***** Information provided *****

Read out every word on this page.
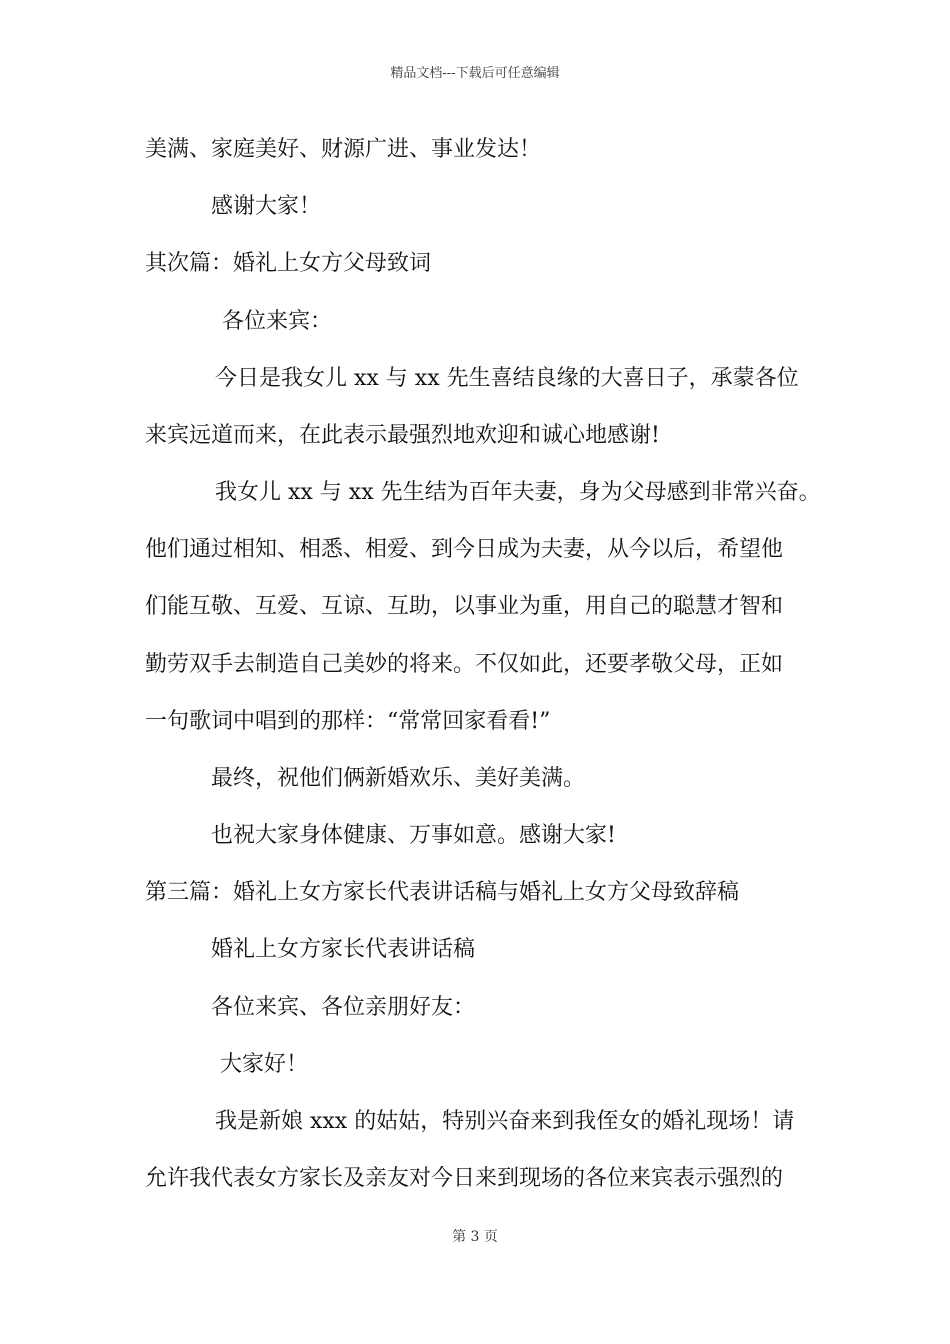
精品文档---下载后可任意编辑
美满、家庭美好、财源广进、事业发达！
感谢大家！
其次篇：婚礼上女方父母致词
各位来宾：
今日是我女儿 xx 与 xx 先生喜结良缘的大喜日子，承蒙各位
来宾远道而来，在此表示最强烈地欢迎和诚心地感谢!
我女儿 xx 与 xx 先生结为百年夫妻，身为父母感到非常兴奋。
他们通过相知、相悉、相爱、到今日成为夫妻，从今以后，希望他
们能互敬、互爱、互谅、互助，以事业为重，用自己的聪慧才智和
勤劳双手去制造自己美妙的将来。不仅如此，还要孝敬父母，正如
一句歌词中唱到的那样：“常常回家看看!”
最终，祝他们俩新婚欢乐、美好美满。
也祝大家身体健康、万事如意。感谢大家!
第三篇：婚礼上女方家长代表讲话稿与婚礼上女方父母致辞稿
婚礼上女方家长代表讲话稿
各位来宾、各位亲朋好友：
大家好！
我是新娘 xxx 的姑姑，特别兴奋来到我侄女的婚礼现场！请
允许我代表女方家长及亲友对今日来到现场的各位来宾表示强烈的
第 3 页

*****
***** Information provided *****

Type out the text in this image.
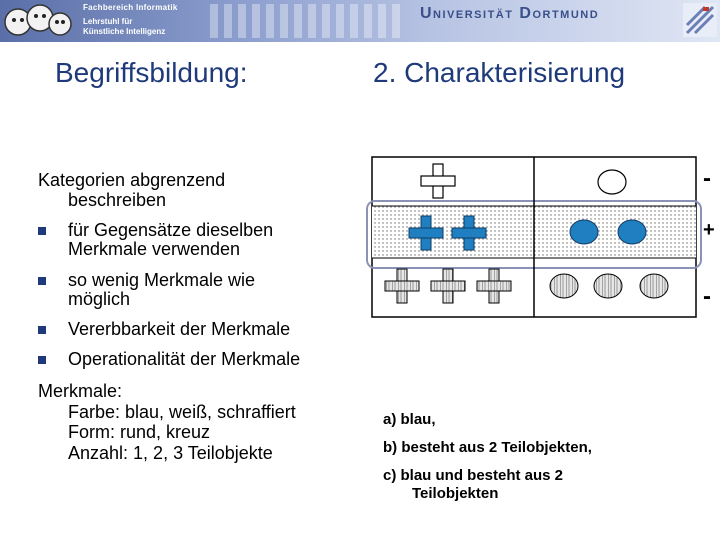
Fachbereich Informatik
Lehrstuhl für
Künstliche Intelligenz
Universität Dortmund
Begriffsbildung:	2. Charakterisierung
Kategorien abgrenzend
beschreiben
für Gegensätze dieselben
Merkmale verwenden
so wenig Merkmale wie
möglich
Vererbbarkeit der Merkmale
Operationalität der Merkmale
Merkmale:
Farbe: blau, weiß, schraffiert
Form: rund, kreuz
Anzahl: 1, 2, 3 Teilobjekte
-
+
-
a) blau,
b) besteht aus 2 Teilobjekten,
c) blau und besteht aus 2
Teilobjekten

*****
***** Information provided *****

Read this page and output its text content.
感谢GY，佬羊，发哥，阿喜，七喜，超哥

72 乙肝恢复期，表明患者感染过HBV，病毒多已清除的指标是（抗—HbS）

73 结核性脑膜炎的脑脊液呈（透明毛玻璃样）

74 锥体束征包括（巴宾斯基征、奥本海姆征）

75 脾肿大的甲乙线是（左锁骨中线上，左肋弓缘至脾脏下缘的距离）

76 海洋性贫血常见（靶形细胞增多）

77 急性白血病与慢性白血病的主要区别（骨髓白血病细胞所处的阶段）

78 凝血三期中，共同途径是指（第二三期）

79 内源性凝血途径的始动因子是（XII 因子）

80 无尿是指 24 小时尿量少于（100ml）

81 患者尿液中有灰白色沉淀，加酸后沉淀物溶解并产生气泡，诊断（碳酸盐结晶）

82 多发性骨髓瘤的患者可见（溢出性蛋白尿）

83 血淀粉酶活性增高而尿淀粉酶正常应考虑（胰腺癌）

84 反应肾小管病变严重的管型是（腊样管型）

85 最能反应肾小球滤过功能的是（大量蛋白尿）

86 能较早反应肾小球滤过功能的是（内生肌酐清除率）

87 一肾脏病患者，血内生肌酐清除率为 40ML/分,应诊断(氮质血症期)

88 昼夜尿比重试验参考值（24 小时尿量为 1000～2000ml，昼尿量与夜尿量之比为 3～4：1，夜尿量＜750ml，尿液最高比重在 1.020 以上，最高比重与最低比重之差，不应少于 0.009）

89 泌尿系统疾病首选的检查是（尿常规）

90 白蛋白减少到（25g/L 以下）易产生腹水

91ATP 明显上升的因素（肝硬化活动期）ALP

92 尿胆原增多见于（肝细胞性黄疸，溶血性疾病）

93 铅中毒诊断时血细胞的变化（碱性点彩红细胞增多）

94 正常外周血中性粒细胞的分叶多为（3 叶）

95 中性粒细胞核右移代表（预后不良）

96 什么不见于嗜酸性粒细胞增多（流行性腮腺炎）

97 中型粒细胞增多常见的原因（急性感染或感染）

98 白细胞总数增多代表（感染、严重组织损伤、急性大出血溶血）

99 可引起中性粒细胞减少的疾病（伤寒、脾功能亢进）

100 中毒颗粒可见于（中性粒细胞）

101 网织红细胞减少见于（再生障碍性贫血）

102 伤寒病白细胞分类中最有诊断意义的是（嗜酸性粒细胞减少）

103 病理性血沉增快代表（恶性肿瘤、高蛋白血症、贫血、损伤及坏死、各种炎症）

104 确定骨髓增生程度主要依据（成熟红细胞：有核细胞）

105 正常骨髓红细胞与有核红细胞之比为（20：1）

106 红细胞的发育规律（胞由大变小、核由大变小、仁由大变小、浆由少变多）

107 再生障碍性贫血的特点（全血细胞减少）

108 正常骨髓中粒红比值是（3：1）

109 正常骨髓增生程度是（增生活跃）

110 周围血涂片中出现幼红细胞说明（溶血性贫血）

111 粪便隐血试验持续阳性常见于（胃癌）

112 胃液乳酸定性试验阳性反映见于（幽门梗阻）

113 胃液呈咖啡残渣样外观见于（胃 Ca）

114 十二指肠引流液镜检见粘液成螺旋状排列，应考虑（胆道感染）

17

*****

### Task prompt
Look for the word "this" and return every line where it occurs.

### Response
Read out every word on this page.
Type out the text in this image.
Read this page and output its text content.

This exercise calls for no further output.